Material for this exercise —
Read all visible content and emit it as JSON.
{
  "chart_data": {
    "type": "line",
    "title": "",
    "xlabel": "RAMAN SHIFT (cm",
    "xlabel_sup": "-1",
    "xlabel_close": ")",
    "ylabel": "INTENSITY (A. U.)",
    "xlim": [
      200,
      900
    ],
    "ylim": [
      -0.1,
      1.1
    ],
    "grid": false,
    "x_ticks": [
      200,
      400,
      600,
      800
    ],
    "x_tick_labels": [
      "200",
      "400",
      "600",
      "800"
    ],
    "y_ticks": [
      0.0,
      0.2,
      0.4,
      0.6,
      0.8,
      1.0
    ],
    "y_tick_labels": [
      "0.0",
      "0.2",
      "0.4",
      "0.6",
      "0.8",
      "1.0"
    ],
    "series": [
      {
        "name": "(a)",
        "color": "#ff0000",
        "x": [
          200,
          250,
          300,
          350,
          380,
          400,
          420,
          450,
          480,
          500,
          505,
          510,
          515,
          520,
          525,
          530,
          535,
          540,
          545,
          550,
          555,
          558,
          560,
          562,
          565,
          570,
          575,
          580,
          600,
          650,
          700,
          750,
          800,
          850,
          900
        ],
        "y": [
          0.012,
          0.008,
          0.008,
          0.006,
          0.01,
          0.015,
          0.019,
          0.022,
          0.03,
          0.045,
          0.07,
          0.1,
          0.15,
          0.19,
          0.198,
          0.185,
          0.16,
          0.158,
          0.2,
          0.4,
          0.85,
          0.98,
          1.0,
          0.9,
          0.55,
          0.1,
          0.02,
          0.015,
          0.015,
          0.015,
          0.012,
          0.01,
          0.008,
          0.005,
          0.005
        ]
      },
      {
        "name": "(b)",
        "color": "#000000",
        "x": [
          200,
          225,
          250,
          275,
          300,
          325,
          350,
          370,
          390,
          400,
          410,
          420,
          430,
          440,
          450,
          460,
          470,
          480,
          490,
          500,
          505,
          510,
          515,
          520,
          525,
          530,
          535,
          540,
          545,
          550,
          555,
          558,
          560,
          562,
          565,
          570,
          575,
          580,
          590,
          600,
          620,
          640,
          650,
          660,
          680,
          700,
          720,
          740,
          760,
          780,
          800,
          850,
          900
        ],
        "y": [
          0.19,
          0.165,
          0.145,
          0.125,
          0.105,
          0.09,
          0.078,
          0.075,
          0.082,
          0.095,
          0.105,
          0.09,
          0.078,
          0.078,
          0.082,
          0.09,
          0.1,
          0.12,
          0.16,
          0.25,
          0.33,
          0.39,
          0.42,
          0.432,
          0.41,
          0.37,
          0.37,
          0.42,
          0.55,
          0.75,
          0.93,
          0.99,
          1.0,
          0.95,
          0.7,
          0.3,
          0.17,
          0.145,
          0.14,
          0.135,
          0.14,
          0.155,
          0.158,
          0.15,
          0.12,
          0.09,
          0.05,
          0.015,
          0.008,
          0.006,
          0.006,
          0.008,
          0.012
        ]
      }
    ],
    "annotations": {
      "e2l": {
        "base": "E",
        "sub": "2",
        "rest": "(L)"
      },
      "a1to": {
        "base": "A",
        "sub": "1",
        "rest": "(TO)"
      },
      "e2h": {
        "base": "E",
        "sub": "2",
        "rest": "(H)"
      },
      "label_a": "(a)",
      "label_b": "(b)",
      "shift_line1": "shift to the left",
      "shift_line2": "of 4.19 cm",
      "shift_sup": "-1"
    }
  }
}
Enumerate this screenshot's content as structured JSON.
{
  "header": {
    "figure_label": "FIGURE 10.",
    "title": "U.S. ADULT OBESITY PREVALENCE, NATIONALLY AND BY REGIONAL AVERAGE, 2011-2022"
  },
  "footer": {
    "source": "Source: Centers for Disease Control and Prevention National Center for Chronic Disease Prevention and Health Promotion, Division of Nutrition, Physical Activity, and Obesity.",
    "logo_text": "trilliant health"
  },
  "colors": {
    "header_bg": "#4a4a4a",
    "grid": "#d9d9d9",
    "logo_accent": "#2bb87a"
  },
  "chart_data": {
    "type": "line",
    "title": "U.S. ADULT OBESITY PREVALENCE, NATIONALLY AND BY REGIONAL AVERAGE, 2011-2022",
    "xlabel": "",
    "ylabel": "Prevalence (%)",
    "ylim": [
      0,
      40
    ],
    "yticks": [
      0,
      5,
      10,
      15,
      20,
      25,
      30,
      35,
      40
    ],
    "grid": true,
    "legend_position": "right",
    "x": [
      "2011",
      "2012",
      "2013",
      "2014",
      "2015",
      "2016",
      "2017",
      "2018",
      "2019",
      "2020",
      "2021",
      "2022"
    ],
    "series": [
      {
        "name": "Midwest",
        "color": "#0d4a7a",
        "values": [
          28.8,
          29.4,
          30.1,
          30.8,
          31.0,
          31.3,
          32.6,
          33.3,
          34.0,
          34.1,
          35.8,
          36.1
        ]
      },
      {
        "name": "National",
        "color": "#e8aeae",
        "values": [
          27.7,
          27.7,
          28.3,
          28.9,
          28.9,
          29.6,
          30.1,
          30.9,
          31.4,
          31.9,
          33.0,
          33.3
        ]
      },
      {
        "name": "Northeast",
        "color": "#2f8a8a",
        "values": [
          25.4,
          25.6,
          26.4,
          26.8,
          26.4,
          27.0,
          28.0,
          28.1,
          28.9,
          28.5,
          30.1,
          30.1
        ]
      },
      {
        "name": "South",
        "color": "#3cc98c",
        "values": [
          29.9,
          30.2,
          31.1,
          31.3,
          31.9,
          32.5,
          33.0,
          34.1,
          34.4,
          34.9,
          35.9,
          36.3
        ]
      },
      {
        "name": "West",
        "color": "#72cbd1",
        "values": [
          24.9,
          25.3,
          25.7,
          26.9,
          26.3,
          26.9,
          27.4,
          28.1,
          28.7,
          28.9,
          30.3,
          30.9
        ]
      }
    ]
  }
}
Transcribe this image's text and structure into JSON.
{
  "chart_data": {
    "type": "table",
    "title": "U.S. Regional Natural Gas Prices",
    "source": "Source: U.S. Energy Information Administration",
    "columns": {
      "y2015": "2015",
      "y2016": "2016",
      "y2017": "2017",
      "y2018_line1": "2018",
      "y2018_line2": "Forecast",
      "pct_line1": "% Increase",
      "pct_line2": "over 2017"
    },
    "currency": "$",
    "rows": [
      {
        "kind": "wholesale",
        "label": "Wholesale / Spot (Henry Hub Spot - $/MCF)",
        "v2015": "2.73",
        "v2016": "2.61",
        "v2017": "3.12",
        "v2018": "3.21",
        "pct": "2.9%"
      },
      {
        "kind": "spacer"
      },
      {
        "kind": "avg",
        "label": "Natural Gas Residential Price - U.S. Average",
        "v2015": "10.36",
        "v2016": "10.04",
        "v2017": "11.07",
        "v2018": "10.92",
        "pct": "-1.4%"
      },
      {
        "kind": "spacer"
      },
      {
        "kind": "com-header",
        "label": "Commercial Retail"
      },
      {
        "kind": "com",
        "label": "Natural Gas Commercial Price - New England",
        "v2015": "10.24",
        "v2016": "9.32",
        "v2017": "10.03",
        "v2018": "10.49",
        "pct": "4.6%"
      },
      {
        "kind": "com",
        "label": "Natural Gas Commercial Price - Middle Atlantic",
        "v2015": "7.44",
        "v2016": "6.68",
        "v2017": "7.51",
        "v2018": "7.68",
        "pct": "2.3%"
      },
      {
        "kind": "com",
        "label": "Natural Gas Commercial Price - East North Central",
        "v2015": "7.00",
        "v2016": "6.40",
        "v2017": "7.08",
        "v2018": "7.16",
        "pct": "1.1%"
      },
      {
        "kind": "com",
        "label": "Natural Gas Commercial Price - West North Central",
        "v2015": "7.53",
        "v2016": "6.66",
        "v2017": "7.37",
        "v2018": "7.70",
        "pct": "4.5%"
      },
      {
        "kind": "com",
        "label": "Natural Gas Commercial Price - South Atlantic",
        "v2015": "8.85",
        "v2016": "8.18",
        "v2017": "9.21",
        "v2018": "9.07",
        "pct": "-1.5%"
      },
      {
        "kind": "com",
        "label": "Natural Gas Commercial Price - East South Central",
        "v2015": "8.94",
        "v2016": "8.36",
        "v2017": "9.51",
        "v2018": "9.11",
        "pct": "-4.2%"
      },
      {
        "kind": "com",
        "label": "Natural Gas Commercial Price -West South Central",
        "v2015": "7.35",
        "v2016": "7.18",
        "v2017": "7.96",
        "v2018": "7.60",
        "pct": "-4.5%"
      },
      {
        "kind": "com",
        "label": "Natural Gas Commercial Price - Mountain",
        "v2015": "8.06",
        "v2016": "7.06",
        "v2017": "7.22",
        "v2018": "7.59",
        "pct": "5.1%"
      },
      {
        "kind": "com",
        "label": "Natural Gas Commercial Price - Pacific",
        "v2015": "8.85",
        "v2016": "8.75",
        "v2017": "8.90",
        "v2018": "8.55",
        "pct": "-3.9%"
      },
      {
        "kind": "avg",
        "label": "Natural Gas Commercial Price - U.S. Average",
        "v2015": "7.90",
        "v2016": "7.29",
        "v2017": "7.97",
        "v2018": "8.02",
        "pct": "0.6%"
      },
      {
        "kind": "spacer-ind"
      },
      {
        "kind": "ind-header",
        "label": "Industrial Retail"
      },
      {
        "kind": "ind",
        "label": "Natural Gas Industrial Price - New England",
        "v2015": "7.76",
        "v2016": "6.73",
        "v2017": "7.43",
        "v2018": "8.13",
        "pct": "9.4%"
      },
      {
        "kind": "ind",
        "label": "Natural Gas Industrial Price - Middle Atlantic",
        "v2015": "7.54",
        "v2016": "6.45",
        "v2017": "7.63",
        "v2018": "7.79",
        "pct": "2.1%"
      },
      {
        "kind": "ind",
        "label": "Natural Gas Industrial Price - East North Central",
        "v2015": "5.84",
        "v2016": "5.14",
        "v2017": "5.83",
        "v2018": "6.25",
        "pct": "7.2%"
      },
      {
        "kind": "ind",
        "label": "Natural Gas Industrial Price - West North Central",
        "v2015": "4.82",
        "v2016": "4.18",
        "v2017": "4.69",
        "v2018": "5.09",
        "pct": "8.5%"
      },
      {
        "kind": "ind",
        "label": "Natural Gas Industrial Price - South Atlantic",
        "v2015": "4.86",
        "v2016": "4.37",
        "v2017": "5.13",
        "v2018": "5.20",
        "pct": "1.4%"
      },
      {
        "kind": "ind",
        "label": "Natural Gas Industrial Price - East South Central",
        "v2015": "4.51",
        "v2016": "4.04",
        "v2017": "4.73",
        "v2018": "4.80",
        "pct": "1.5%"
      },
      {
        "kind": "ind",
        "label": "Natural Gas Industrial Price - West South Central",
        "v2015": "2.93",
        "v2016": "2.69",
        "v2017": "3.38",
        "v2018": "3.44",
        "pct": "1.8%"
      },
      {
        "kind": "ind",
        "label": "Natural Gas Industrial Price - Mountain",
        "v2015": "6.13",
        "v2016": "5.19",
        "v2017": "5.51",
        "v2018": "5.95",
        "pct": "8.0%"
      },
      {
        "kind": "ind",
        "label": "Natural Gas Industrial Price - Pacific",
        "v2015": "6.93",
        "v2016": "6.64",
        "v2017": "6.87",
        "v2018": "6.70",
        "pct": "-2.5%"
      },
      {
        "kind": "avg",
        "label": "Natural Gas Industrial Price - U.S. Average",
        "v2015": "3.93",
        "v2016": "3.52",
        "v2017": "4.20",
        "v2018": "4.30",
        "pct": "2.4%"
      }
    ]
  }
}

Instructions to follow —
Go through the records above, find every line with the word "source", and list those lines.

Solution —
    "source": "Source: Centers for Disease Control and Prevention National Center for Chronic Disease Prevention and Health Promotion, Division of Nutrition, Physical Activity, and Obesity.",
    "source": "Source: U.S. Energy Information Administration",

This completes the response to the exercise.